TASK INPUTS →
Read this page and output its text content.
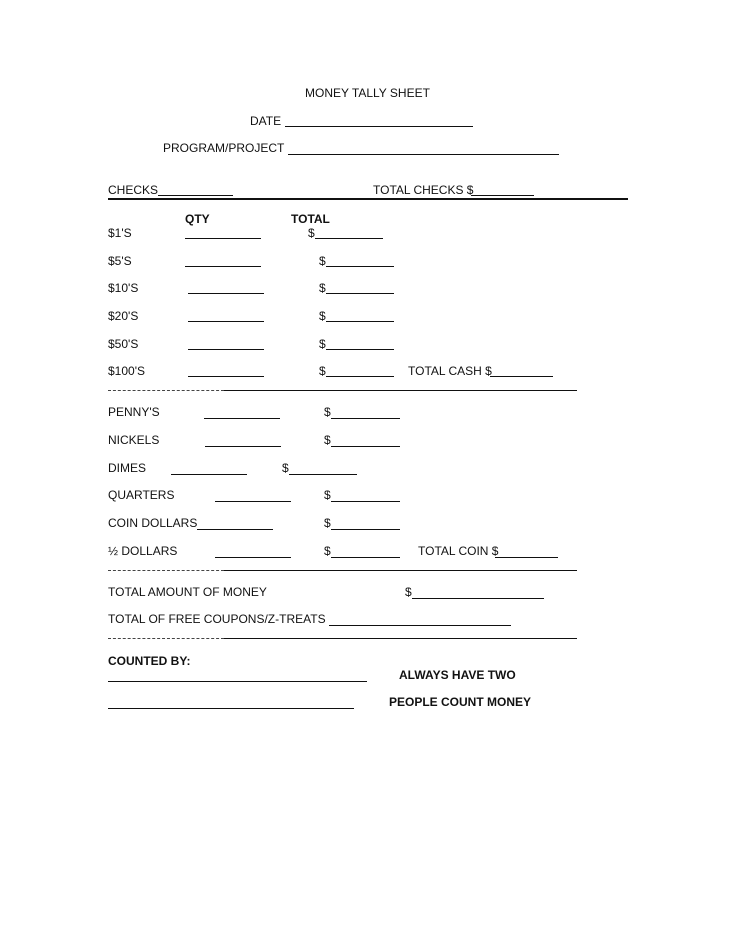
MONEY TALLY SHEET
DATE
PROGRAM/PROJECT
CHECKS	TOTAL CHECKS $
QTY	TOTAL
$1'S	$
$5'S	$
$10'S	$
$20'S	$
$50'S	$
$100'S	$	TOTAL CASH $
PENNY'S	$
NICKELS	$
DIMES	$
QUARTERS	$
COIN DOLLARS	$
½ DOLLARS	$	TOTAL COIN $
TOTAL AMOUNT OF MONEY	$
TOTAL OF FREE COUPONS/Z-TREATS
COUNTED BY:
ALWAYS HAVE TWO
PEOPLE COUNT MONEY
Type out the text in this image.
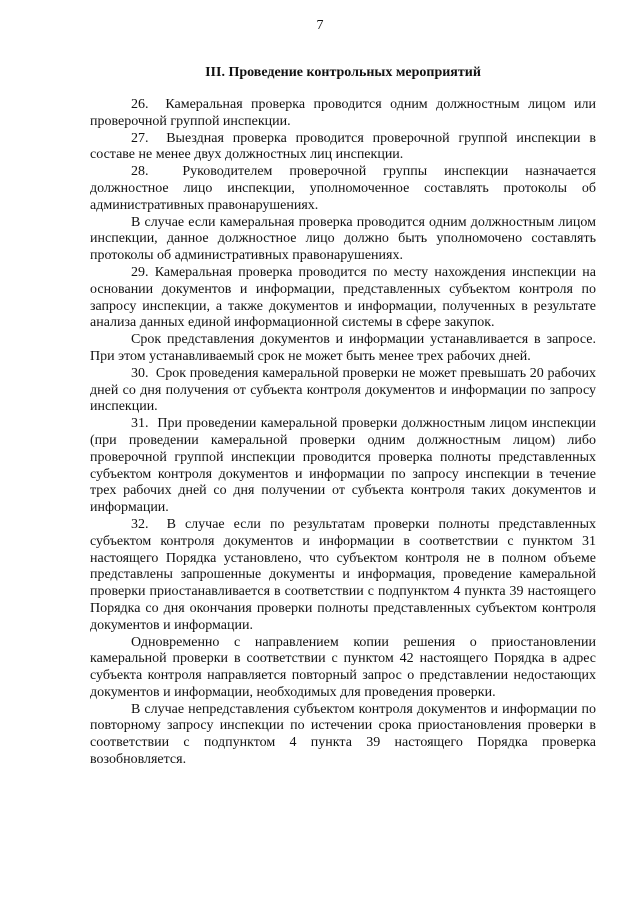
7
III. Проведение контрольных мероприятий

26.  Камеральная проверка проводится одним должностным лицом или проверочной группой инспекции.

27.  Выездная проверка проводится проверочной группой инспекции в составе не менее двух должностных лиц инспекции.

28.  Руководителем проверочной группы инспекции назначается должностное лицо инспекции, уполномоченное составлять протоколы об административных правонарушениях.

В случае если камеральная проверка проводится одним должностным лицом инспекции, данное должностное лицо должно быть уполномочено составлять протоколы об административных правонарушениях.

29. Камеральная проверка проводится по месту нахождения инспекции на основании документов и информации, представленных субъектом контроля по запросу инспекции, а также документов и информации, полученных в результате анализа данных единой информационной системы в сфере закупок.

Срок представления документов и информации устанавливается в запросе. При этом устанавливаемый срок не может быть менее трех рабочих дней.

30.  Срок проведения камеральной проверки не может превышать 20 рабочих дней со дня получения от субъекта контроля документов и информации по запросу инспекции.

31.  При проведении камеральной проверки должностным лицом инспекции (при проведении камеральной проверки одним должностным лицом) либо проверочной группой инспекции проводится проверка полноты представленных субъектом контроля документов и информации по запросу инспекции в течение трех рабочих дней со дня получении от субъекта контроля таких документов и информации.

32.  В случае если по результатам проверки полноты представленных субъектом контроля документов и информации в соответствии с пунктом 31 настоящего Порядка установлено, что субъектом контроля не в полном объеме представлены запрошенные документы и информация, проведение камеральной проверки приостанавливается в соответствии с подпунктом 4 пункта 39 настоящего Порядка со дня окончания проверки полноты представленных субъектом контроля документов и информации.

Одновременно с направлением копии решения о приостановлении камеральной проверки в соответствии с пунктом 42 настоящего Порядка в адрес субъекта контроля направляется повторный запрос о представлении недостающих документов и информации, необходимых для проведения проверки.

В случае непредставления субъектом контроля документов и информации по повторному запросу инспекции по истечении срока приостановления проверки в соответствии с подпунктом 4 пункта 39 настоящего Порядка проверка возобновляется.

EXERCISE INSTRUCTIONS →
Identify the lines in the entries that hold "должностным" and return each one.

SOLUTION FOR THIS EXERCISE →
26.  Камеральная проверка проводится одним должностным лицом или проверочной группой инспекции.
В случае если камеральная проверка проводится одним должностным лицом инспекции, данное должностное лицо должно быть уполномочено составлять протоколы об административных правонарушениях.
31.  При проведении камеральной проверки должностным лицом инспекции (при проведении камеральной проверки одним должностным лицом) либо проверочной группой инспекции проводится проверка полноты представленных субъектом контроля документов и информации по запросу инспекции в течение трех рабочих дней со дня получении от субъекта контроля таких документов и информации.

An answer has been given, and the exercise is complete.